Task brief:
State only the count of lines in the listing below that hold "title".
○ ○ ○ ○ ○
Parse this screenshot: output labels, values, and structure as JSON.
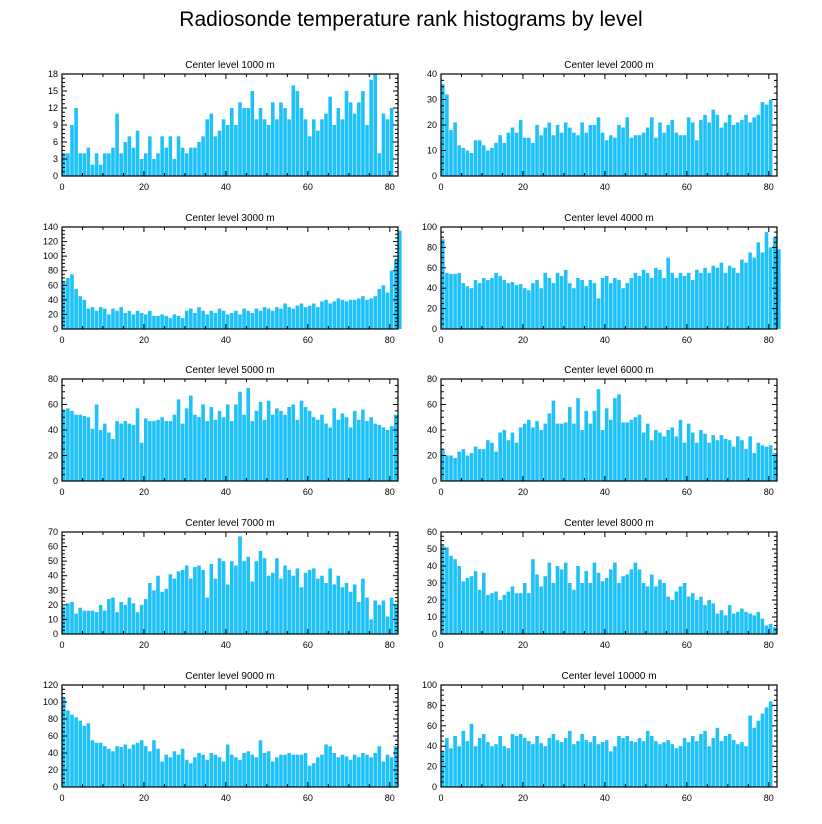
{
  "title": "Radiosonde temperature rank histograms by level",
  "bar_color": "#1ec2f8",
  "chart_data": [
    {
      "type": "bar",
      "title": "Center level 1000 m",
      "xlim": [
        0,
        82
      ],
      "ylim": [
        0,
        18
      ],
      "xticks": [
        0,
        20,
        40,
        60,
        80
      ],
      "yticks": [
        0,
        3,
        6,
        9,
        12,
        15,
        18
      ],
      "values": [
        4,
        4,
        9,
        12,
        4,
        4,
        5,
        2,
        4,
        2,
        4,
        4,
        5,
        11,
        4,
        6,
        7,
        5,
        8,
        3,
        4,
        7,
        3,
        4,
        7,
        5,
        7,
        3,
        7,
        5,
        4,
        5,
        5,
        6,
        7,
        10,
        11,
        7,
        8,
        10,
        9,
        12,
        9,
        13,
        12,
        12,
        15,
        10,
        12,
        10,
        9,
        13,
        10,
        13,
        12,
        10,
        16,
        15,
        12,
        10,
        7,
        10,
        8,
        10,
        11,
        14,
        9,
        12,
        10,
        15,
        13,
        11,
        13,
        15,
        9,
        17,
        18,
        4,
        11,
        10,
        12
      ]
    },
    {
      "type": "bar",
      "title": "Center level 2000 m",
      "xlim": [
        0,
        82
      ],
      "ylim": [
        0,
        40
      ],
      "xticks": [
        0,
        20,
        40,
        60,
        80
      ],
      "yticks": [
        0,
        10,
        20,
        30,
        40
      ],
      "values": [
        36,
        32,
        18,
        21,
        12,
        11,
        10,
        9,
        14,
        14,
        12,
        10,
        11,
        13,
        16,
        13,
        17,
        19,
        17,
        22,
        15,
        15,
        13,
        20,
        16,
        19,
        21,
        16,
        20,
        17,
        21,
        19,
        17,
        16,
        21,
        17,
        20,
        20,
        23,
        17,
        14,
        16,
        15,
        20,
        19,
        23,
        15,
        16,
        16,
        17,
        19,
        23,
        15,
        21,
        17,
        20,
        22,
        17,
        16,
        16,
        23,
        21,
        14,
        22,
        24,
        21,
        26,
        24,
        19,
        21,
        24,
        20,
        21,
        22,
        24,
        21,
        23,
        24,
        29,
        28,
        30
      ]
    },
    {
      "type": "bar",
      "title": "Center level 3000 m",
      "xlim": [
        0,
        82
      ],
      "ylim": [
        0,
        140
      ],
      "xticks": [
        0,
        20,
        40,
        60,
        80
      ],
      "yticks": [
        0,
        20,
        40,
        60,
        80,
        100,
        120,
        140
      ],
      "values": [
        65,
        70,
        75,
        55,
        45,
        40,
        28,
        30,
        25,
        30,
        28,
        20,
        28,
        25,
        30,
        22,
        25,
        20,
        25,
        22,
        20,
        25,
        18,
        18,
        20,
        18,
        15,
        20,
        18,
        15,
        25,
        28,
        22,
        30,
        25,
        20,
        25,
        22,
        28,
        25,
        20,
        22,
        25,
        20,
        28,
        25,
        22,
        28,
        25,
        30,
        28,
        25,
        30,
        28,
        35,
        30,
        28,
        32,
        35,
        30,
        32,
        35,
        30,
        38,
        40,
        35,
        38,
        42,
        40,
        38,
        40,
        40,
        42,
        45,
        40,
        42,
        45,
        55,
        60,
        50,
        80,
        95,
        135
      ]
    },
    {
      "type": "bar",
      "title": "Center level 4000 m",
      "xlim": [
        0,
        82
      ],
      "ylim": [
        0,
        100
      ],
      "xticks": [
        0,
        20,
        40,
        60,
        80
      ],
      "yticks": [
        0,
        20,
        40,
        60,
        80,
        100
      ],
      "values": [
        88,
        55,
        54,
        54,
        55,
        45,
        42,
        40,
        48,
        45,
        50,
        48,
        50,
        55,
        52,
        48,
        45,
        46,
        43,
        44,
        40,
        38,
        45,
        48,
        40,
        55,
        50,
        45,
        55,
        52,
        58,
        45,
        40,
        50,
        48,
        42,
        48,
        45,
        30,
        50,
        52,
        45,
        50,
        48,
        40,
        45,
        50,
        55,
        52,
        58,
        55,
        50,
        60,
        58,
        50,
        70,
        55,
        50,
        55,
        52,
        55,
        48,
        58,
        55,
        60,
        55,
        62,
        60,
        65,
        55,
        62,
        60,
        55,
        68,
        65,
        75,
        70,
        85,
        75,
        95,
        80,
        90,
        78
      ]
    },
    {
      "type": "bar",
      "title": "Center level 5000 m",
      "xlim": [
        0,
        82
      ],
      "ylim": [
        0,
        80
      ],
      "xticks": [
        0,
        20,
        40,
        60,
        80
      ],
      "yticks": [
        0,
        20,
        40,
        60,
        80
      ],
      "values": [
        56,
        57,
        55,
        52,
        52,
        51,
        50,
        41,
        60,
        40,
        45,
        38,
        33,
        47,
        45,
        47,
        45,
        44,
        57,
        30,
        49,
        47,
        47,
        48,
        50,
        47,
        47,
        52,
        64,
        45,
        57,
        67,
        52,
        50,
        60,
        47,
        58,
        48,
        55,
        50,
        60,
        47,
        60,
        70,
        52,
        73,
        47,
        55,
        62,
        48,
        63,
        52,
        57,
        55,
        52,
        58,
        60,
        48,
        63,
        58,
        55,
        50,
        48,
        52,
        45,
        42,
        57,
        48,
        53,
        50,
        42,
        55,
        48,
        56,
        47,
        50,
        45,
        44,
        42,
        40,
        43,
        52
      ]
    },
    {
      "type": "bar",
      "title": "Center level 6000 m",
      "xlim": [
        0,
        82
      ],
      "ylim": [
        0,
        80
      ],
      "xticks": [
        0,
        20,
        40,
        60,
        80
      ],
      "yticks": [
        0,
        20,
        40,
        60,
        80
      ],
      "values": [
        25,
        20,
        20,
        18,
        23,
        25,
        20,
        22,
        27,
        25,
        25,
        32,
        30,
        23,
        38,
        40,
        32,
        38,
        30,
        42,
        45,
        48,
        42,
        47,
        40,
        45,
        53,
        63,
        45,
        45,
        46,
        58,
        45,
        65,
        40,
        55,
        45,
        55,
        72,
        40,
        57,
        48,
        65,
        68,
        46,
        46,
        48,
        50,
        52,
        38,
        45,
        32,
        40,
        38,
        35,
        40,
        42,
        35,
        48,
        30,
        45,
        38,
        30,
        40,
        37,
        30,
        36,
        32,
        36,
        33,
        32,
        27,
        35,
        32,
        25,
        35,
        22,
        30,
        28,
        27,
        28,
        22
      ]
    },
    {
      "type": "bar",
      "title": "Center level 7000 m",
      "xlim": [
        0,
        82
      ],
      "ylim": [
        0,
        70
      ],
      "xticks": [
        0,
        20,
        40,
        60,
        80
      ],
      "yticks": [
        0,
        10,
        20,
        30,
        40,
        50,
        60,
        70
      ],
      "values": [
        19,
        21,
        22,
        14,
        18,
        16,
        16,
        16,
        15,
        20,
        16,
        24,
        25,
        15,
        22,
        20,
        25,
        21,
        15,
        20,
        24,
        35,
        30,
        40,
        29,
        31,
        41,
        38,
        43,
        44,
        47,
        38,
        46,
        47,
        44,
        25,
        48,
        38,
        52,
        50,
        34,
        50,
        47,
        67,
        50,
        53,
        36,
        50,
        57,
        52,
        40,
        42,
        52,
        38,
        47,
        44,
        40,
        45,
        32,
        42,
        44,
        45,
        38,
        40,
        35,
        45,
        34,
        40,
        32,
        35,
        29,
        34,
        22,
        38,
        25,
        10,
        23,
        20,
        23,
        12,
        25,
        20
      ]
    },
    {
      "type": "bar",
      "title": "Center level 8000 m",
      "xlim": [
        0,
        82
      ],
      "ylim": [
        0,
        60
      ],
      "xticks": [
        0,
        20,
        40,
        60,
        80
      ],
      "yticks": [
        0,
        10,
        20,
        30,
        40,
        50,
        60
      ],
      "values": [
        52,
        51,
        46,
        44,
        40,
        31,
        33,
        34,
        37,
        26,
        36,
        23,
        24,
        25,
        20,
        23,
        25,
        28,
        24,
        24,
        30,
        24,
        44,
        35,
        28,
        34,
        42,
        30,
        40,
        38,
        42,
        30,
        26,
        40,
        30,
        37,
        30,
        42,
        36,
        31,
        33,
        38,
        42,
        30,
        34,
        35,
        38,
        42,
        38,
        30,
        28,
        35,
        28,
        32,
        30,
        22,
        20,
        25,
        28,
        30,
        22,
        24,
        20,
        22,
        17,
        20,
        18,
        12,
        14,
        11,
        17,
        12,
        13,
        15,
        13,
        12,
        11,
        13,
        9,
        5,
        6,
        4
      ]
    },
    {
      "type": "bar",
      "title": "Center level 9000 m",
      "xlim": [
        0,
        82
      ],
      "ylim": [
        0,
        120
      ],
      "xticks": [
        0,
        20,
        40,
        60,
        80
      ],
      "yticks": [
        0,
        20,
        40,
        60,
        80,
        100,
        120
      ],
      "values": [
        105,
        90,
        85,
        82,
        78,
        72,
        75,
        55,
        52,
        52,
        48,
        45,
        42,
        48,
        47,
        50,
        45,
        50,
        52,
        55,
        48,
        42,
        55,
        45,
        30,
        38,
        35,
        42,
        38,
        45,
        32,
        28,
        35,
        40,
        38,
        32,
        40,
        38,
        35,
        30,
        50,
        38,
        35,
        32,
        40,
        42,
        38,
        35,
        55,
        40,
        42,
        30,
        35,
        38,
        38,
        40,
        38,
        38,
        38,
        40,
        25,
        28,
        35,
        38,
        50,
        48,
        40,
        35,
        38,
        36,
        32,
        38,
        35,
        40,
        38,
        35,
        40,
        48,
        30,
        38,
        35,
        48
      ]
    },
    {
      "type": "bar",
      "title": "Center level 10000 m",
      "xlim": [
        0,
        82
      ],
      "ylim": [
        0,
        100
      ],
      "xticks": [
        0,
        20,
        40,
        60,
        80
      ],
      "yticks": [
        0,
        20,
        40,
        60,
        80,
        100
      ],
      "values": [
        35,
        48,
        38,
        50,
        40,
        55,
        45,
        62,
        40,
        48,
        52,
        44,
        40,
        42,
        50,
        40,
        38,
        52,
        50,
        52,
        48,
        45,
        42,
        50,
        43,
        40,
        48,
        52,
        46,
        44,
        48,
        55,
        42,
        45,
        52,
        46,
        44,
        50,
        42,
        44,
        46,
        35,
        40,
        50,
        48,
        50,
        45,
        44,
        48,
        45,
        55,
        50,
        45,
        42,
        44,
        46,
        42,
        38,
        40,
        48,
        44,
        50,
        45,
        52,
        55,
        40,
        48,
        58,
        45,
        50,
        52,
        46,
        42,
        44,
        40,
        70,
        58,
        65,
        72,
        78,
        84
      ]
    }
  ]
}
○ ○ ○ ○ ○
Exercise result:
11